Stated goal - Arrange everything from the line containing "edit-icon[interactable] (1553, 664, 1579, 692)" down to the line containing "column-header-name: Name ?" as a Markdown table with a Row column for the row number and a Line column for the line, leaving out blank lines.

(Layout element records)
........

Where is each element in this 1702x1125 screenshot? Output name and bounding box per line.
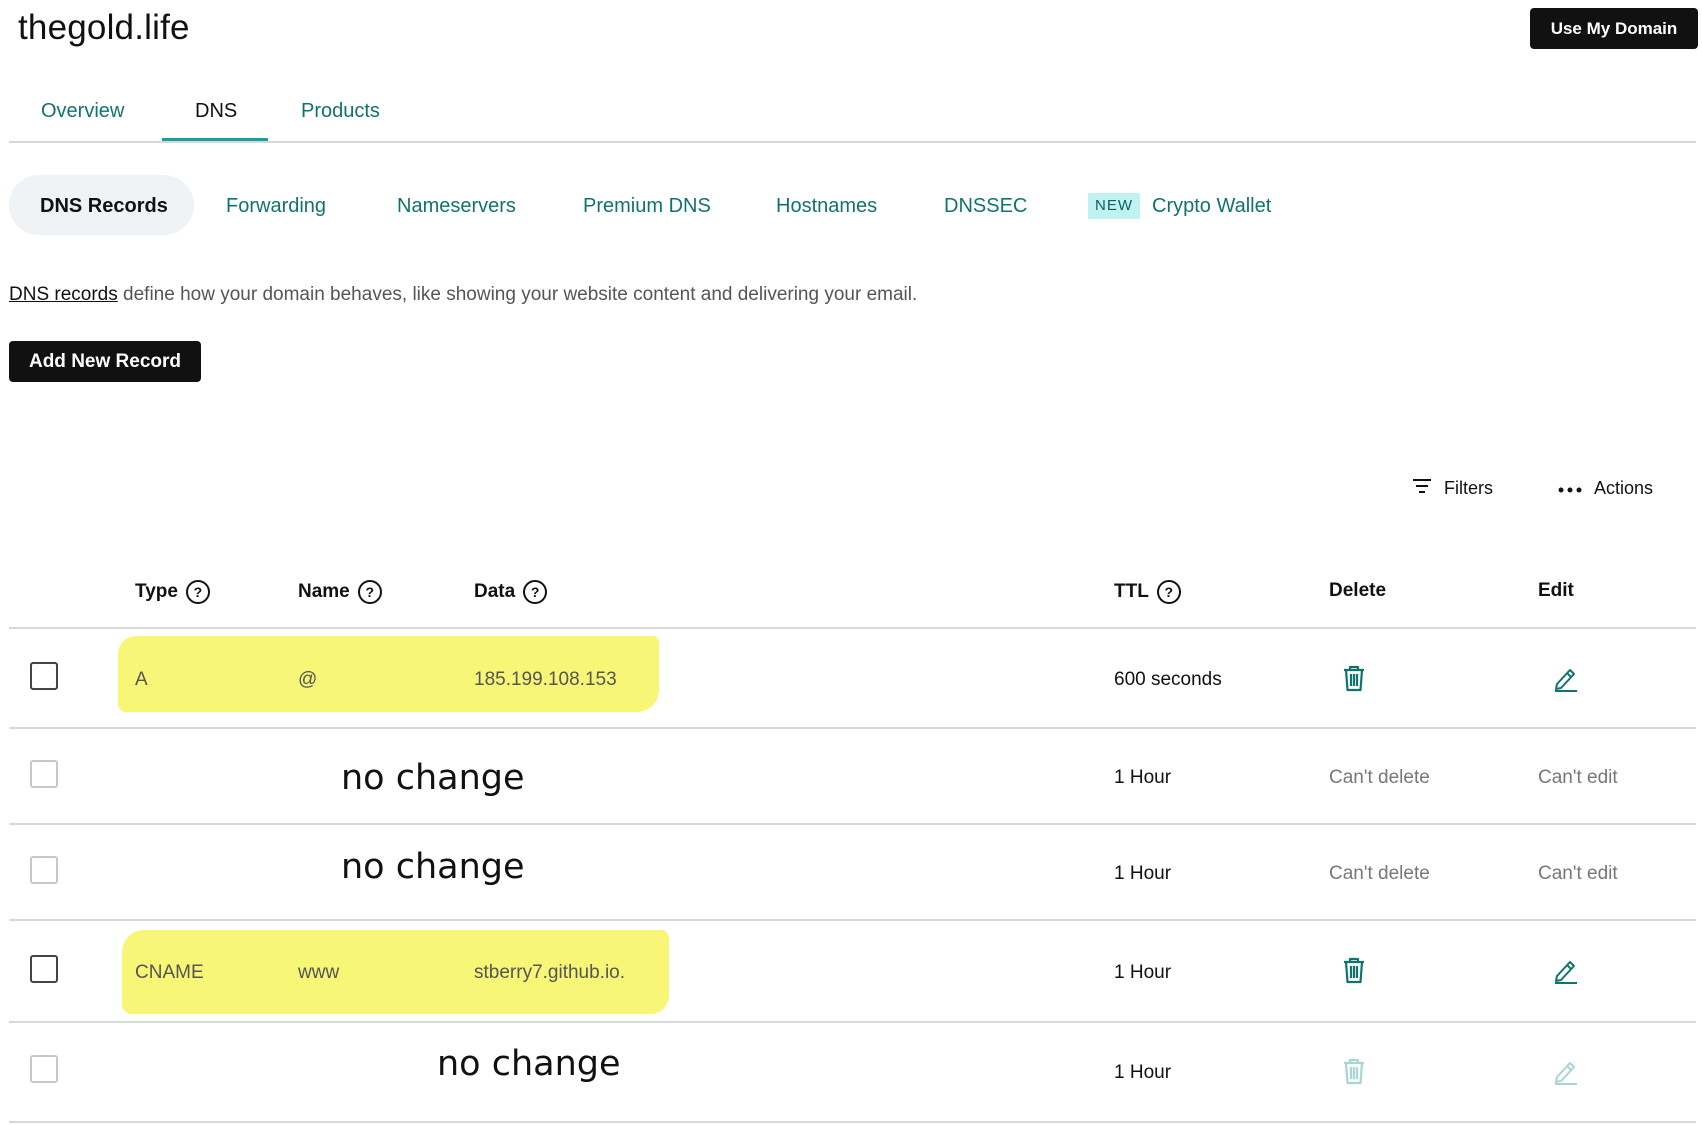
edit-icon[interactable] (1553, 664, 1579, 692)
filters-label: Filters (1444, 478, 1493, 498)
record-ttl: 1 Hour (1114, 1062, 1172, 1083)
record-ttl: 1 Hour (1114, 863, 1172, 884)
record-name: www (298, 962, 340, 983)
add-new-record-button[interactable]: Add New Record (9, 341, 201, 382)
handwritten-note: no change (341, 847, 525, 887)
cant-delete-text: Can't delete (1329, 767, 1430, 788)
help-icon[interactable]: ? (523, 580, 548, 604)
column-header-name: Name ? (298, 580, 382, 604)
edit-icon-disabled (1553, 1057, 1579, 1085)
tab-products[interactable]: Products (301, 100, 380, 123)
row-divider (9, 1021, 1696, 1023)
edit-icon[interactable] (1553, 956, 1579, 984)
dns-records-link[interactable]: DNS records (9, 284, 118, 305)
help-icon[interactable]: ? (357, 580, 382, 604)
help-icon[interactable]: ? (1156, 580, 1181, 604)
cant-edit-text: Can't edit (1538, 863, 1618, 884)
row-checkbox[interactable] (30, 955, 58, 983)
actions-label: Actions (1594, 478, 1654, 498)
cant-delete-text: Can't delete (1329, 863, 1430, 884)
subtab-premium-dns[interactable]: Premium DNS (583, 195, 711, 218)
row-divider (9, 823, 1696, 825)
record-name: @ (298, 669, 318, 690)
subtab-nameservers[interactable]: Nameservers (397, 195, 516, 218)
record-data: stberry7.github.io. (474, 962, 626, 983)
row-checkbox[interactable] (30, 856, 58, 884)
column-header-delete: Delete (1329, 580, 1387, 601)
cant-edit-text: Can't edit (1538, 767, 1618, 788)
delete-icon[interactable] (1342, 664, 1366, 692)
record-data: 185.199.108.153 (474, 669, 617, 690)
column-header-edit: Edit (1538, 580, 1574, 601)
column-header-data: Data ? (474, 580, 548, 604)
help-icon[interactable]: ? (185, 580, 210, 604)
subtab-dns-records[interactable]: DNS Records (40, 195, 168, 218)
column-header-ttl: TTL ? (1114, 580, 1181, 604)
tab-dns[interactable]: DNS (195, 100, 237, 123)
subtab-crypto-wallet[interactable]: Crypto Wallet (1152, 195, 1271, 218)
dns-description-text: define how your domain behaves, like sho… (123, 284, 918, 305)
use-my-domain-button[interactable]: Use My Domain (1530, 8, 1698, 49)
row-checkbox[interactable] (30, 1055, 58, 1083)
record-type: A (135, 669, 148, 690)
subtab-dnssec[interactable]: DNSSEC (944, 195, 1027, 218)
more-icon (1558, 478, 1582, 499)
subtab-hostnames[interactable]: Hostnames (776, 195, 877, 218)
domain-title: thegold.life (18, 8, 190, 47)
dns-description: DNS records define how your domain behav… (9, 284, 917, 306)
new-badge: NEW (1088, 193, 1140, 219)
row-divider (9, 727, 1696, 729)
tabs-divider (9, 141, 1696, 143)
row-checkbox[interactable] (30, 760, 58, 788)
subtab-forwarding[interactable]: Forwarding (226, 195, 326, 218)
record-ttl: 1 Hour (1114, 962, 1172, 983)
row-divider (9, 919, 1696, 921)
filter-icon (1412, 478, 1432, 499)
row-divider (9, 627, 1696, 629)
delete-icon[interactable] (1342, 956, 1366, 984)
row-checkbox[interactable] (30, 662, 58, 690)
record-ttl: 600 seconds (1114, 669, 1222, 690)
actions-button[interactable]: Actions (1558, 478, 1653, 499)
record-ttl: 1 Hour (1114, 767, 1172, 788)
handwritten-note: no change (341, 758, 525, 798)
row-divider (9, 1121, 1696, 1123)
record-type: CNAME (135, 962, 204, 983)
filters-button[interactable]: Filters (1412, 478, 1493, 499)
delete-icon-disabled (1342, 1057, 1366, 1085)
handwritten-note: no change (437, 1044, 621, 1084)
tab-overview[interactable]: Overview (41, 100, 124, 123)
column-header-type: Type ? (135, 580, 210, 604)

........

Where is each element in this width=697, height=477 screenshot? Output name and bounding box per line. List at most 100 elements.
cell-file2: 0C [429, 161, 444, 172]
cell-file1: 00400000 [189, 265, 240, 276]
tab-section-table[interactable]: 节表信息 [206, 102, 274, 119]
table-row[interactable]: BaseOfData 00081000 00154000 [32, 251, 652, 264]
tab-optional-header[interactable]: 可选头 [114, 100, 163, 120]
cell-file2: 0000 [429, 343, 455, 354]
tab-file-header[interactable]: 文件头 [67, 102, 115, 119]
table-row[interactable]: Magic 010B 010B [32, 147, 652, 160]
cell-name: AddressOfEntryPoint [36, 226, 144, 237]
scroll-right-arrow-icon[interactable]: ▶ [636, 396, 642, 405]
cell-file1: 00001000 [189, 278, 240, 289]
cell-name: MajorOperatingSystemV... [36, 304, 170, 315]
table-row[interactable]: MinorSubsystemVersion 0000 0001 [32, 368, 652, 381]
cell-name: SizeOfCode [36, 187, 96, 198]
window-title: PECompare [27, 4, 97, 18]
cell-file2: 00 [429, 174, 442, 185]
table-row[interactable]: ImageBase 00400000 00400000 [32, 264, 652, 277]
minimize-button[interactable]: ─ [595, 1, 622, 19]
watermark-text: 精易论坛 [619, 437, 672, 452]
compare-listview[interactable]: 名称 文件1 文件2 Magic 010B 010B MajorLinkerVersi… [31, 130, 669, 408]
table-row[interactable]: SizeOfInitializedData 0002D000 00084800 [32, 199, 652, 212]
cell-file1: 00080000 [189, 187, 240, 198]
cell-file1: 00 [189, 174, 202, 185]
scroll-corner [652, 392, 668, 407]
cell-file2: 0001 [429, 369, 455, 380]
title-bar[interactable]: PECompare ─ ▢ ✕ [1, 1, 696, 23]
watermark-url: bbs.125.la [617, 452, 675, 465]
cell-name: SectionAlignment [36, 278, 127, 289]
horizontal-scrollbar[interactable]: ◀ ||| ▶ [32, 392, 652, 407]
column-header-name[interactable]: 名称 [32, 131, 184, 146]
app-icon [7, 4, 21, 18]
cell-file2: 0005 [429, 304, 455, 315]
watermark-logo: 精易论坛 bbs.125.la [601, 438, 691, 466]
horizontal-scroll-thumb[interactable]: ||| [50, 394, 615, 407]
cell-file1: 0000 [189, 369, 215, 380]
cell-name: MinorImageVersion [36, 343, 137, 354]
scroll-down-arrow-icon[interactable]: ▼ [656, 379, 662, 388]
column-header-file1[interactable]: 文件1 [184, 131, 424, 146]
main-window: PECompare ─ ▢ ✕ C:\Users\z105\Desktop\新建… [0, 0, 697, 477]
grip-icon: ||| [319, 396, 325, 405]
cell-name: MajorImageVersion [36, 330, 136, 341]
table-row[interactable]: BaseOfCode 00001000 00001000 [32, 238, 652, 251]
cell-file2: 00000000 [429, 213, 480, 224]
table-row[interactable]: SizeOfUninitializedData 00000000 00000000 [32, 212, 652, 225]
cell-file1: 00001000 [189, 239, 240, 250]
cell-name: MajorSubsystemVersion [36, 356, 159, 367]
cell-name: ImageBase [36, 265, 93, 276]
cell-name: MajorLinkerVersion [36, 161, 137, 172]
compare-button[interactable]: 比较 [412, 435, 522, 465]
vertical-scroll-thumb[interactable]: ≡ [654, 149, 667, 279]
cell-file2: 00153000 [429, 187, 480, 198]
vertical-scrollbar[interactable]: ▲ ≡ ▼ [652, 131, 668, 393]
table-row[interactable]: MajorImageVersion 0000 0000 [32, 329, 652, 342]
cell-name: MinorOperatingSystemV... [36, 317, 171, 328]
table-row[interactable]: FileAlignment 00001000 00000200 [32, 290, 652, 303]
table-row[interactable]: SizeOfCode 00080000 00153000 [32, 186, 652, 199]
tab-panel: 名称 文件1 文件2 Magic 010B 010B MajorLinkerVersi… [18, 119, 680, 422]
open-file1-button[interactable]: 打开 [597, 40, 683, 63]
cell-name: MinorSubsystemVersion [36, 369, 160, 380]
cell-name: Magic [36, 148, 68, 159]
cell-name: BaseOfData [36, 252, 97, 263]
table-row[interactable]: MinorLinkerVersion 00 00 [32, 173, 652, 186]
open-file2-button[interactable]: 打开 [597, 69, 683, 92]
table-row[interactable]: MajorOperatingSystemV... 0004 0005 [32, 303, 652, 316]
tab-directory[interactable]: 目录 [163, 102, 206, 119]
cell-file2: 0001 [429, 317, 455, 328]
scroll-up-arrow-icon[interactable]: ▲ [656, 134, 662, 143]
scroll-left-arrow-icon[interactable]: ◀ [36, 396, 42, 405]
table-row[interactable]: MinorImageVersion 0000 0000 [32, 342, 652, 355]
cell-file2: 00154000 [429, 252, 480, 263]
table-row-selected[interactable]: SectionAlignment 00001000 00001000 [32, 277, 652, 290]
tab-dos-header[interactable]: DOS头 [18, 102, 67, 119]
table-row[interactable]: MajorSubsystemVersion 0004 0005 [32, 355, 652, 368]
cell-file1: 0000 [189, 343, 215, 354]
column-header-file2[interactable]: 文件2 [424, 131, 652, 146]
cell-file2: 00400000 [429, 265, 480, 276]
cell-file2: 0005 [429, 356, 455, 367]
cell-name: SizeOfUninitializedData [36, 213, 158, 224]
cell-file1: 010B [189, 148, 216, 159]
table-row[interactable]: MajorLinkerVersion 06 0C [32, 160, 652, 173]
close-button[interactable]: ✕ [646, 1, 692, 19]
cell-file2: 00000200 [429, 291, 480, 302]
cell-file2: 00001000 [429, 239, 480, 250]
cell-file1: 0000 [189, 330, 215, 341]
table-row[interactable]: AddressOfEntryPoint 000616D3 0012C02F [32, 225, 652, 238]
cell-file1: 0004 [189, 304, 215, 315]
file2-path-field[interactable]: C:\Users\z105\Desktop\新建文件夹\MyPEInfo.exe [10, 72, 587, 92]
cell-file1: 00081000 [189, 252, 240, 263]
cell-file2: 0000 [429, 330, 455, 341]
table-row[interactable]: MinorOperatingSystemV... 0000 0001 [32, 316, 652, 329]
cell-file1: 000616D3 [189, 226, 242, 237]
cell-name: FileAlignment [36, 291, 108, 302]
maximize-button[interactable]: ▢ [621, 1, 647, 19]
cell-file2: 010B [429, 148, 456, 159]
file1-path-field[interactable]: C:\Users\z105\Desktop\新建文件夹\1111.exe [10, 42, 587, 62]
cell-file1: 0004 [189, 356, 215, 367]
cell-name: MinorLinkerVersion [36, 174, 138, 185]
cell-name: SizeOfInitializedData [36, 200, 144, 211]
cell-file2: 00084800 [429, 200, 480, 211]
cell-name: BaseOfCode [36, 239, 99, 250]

........

Written reply -
| Row | Line |
|---|---|
| 1 | edit-icon[interactable] (1553, 664, 1579, 692) |
| 2 | filters-label: Filters (1444, 478, 1493, 498) |
| 3 | record-ttl: 1 Hour (1114, 1062, 1172, 1083) |
| 4 | record-ttl: 1 Hour (1114, 863, 1172, 884) |
| 5 | record-name: www (298, 962, 340, 983) |
| 6 | add-new-record-button[interactable]: Add New Record (9, 341, 201, 382) |
| 7 | handwritten-note: no change (341, 847, 525, 887) |
| 8 | cant-delete-text: Can't delete (1329, 767, 1430, 788) |
| 9 | help-icon[interactable]: ? (523, 580, 548, 604) |
| 10 | column-header-name: Name ? (298, 580, 382, 604) |